**What is asked:** Search the listing below for the word "мероприятий" and copy each line that holds it.

**Stored records:**
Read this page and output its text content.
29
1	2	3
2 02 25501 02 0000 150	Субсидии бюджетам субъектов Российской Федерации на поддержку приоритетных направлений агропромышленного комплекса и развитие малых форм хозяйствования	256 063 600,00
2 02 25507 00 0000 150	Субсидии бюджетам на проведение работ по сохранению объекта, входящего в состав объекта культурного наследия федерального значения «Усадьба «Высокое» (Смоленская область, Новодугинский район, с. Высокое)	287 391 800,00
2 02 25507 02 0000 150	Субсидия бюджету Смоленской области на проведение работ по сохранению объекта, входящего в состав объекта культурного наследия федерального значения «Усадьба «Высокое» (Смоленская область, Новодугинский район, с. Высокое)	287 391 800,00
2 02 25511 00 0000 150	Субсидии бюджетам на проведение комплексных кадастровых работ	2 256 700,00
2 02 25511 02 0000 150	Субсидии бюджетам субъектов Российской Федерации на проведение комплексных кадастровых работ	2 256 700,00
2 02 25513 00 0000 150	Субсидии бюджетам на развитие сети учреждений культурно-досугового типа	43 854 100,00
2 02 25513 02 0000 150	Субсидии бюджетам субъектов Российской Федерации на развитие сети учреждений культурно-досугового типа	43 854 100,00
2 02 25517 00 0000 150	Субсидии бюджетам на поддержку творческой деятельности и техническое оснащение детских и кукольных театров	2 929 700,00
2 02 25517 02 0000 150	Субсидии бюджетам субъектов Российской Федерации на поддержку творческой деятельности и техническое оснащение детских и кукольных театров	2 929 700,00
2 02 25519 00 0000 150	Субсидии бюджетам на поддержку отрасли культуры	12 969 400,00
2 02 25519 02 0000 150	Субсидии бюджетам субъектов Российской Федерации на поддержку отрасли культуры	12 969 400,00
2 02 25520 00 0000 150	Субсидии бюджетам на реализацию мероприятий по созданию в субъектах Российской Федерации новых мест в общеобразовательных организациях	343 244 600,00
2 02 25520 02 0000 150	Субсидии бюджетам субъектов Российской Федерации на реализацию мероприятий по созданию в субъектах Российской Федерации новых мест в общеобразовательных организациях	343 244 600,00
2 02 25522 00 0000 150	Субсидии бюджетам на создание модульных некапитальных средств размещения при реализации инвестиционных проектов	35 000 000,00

**Task response:**
2 02 25520 00 0000 150	Субсидии бюджетам на реализацию мероприятий по созданию в субъектах Российской Федерации новых мест в общеобразовательных организациях	343 244 600,00
2 02 25520 02 0000 150	Субсидии бюджетам субъектов Российской Федерации на реализацию мероприятий по созданию в субъектах Российской Федерации новых мест в общеобразовательных организациях	343 244 600,00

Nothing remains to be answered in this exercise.